Pictures should be excluded; otherwise, copy every entry exactly.

-------- Dataset rows

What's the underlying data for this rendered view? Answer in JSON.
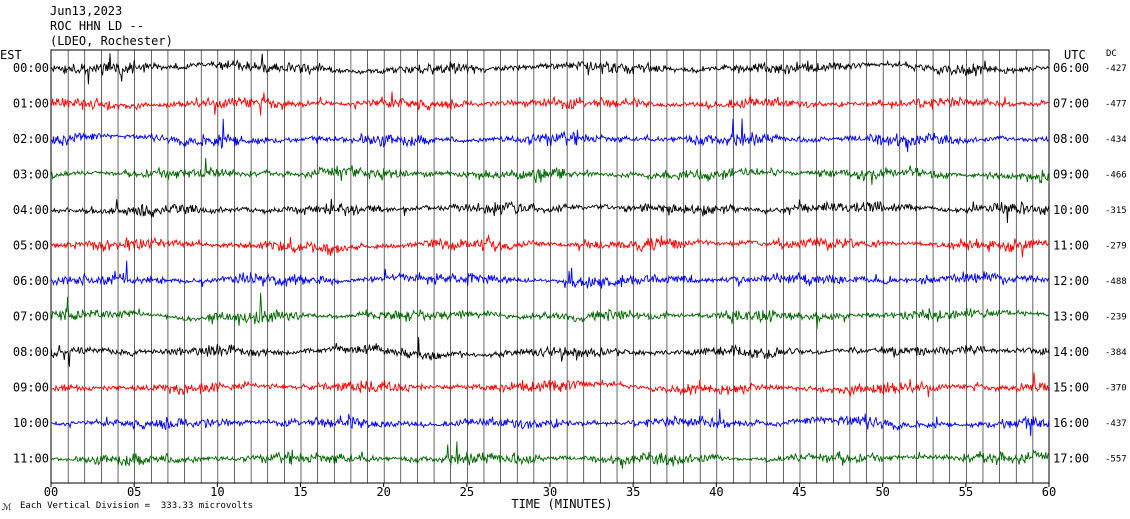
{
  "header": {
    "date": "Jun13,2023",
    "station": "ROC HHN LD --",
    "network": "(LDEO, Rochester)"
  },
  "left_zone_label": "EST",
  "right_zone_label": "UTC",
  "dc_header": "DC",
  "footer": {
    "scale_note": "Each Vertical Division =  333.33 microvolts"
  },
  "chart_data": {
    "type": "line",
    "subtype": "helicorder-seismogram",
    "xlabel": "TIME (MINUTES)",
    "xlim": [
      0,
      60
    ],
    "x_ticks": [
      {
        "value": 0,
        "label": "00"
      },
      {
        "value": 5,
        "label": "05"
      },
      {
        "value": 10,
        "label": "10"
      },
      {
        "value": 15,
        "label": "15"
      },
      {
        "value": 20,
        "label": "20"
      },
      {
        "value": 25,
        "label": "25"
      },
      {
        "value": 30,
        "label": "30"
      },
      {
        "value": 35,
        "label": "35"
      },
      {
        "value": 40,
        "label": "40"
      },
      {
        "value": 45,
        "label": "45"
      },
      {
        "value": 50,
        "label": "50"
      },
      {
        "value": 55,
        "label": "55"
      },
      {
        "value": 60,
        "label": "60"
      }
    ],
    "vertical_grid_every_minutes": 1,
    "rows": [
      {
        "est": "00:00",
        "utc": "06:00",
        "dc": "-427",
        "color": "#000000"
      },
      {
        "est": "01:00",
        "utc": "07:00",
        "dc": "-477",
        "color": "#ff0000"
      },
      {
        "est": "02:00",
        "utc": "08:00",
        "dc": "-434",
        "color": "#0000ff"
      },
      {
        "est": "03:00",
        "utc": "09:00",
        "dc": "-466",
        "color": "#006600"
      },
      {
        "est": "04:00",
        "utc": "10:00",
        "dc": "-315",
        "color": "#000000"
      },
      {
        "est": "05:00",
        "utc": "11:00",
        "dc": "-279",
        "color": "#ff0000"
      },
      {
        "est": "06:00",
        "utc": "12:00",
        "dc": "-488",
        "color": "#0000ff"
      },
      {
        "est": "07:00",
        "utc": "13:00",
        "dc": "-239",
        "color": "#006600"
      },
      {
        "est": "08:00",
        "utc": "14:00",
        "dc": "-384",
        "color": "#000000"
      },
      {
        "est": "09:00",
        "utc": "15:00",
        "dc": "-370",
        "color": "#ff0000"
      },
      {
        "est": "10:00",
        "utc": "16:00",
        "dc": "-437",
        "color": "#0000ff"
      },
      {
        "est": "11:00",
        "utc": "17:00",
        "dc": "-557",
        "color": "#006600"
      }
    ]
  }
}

----------------

* [Exercise result]
What's the underlying data for this rendered view? Answer in JSON.
{
  "header": {
    "date": "Jun13,2023",
    "station": "ROC HHN LD --",
    "network": "(LDEO, Rochester)"
  },
  "left_zone_label": "EST",
  "right_zone_label": "UTC",
  "dc_header": "DC",
  "footer": {
    "scale_note": "Each Vertical Division =  333.33 microvolts"
  },
  "chart_data": {
    "type": "line",
    "subtype": "helicorder-seismogram",
    "xlabel": "TIME (MINUTES)",
    "xlim": [
      0,
      60
    ],
    "x_ticks": [
      {
        "value": 0,
        "label": "00"
      },
      {
        "value": 5,
        "label": "05"
      },
      {
        "value": 10,
        "label": "10"
      },
      {
        "value": 15,
        "label": "15"
      },
      {
        "value": 20,
        "label": "20"
      },
      {
        "value": 25,
        "label": "25"
      },
      {
        "value": 30,
        "label": "30"
      },
      {
        "value": 35,
        "label": "35"
      },
      {
        "value": 40,
        "label": "40"
      },
      {
        "value": 45,
        "label": "45"
      },
      {
        "value": 50,
        "label": "50"
      },
      {
        "value": 55,
        "label": "55"
      },
      {
        "value": 60,
        "label": "60"
      }
    ],
    "vertical_grid_every_minutes": 1,
    "rows": [
      {
        "est": "00:00",
        "utc": "06:00",
        "dc": "-427",
        "color": "#000000"
      },
      {
        "est": "01:00",
        "utc": "07:00",
        "dc": "-477",
        "color": "#ff0000"
      },
      {
        "est": "02:00",
        "utc": "08:00",
        "dc": "-434",
        "color": "#0000ff"
      },
      {
        "est": "03:00",
        "utc": "09:00",
        "dc": "-466",
        "color": "#006600"
      },
      {
        "est": "04:00",
        "utc": "10:00",
        "dc": "-315",
        "color": "#000000"
      },
      {
        "est": "05:00",
        "utc": "11:00",
        "dc": "-279",
        "color": "#ff0000"
      },
      {
        "est": "06:00",
        "utc": "12:00",
        "dc": "-488",
        "color": "#0000ff"
      },
      {
        "est": "07:00",
        "utc": "13:00",
        "dc": "-239",
        "color": "#006600"
      },
      {
        "est": "08:00",
        "utc": "14:00",
        "dc": "-384",
        "color": "#000000"
      },
      {
        "est": "09:00",
        "utc": "15:00",
        "dc": "-370",
        "color": "#ff0000"
      },
      {
        "est": "10:00",
        "utc": "16:00",
        "dc": "-437",
        "color": "#0000ff"
      },
      {
        "est": "11:00",
        "utc": "17:00",
        "dc": "-557",
        "color": "#006600"
      }
    ]
  }
}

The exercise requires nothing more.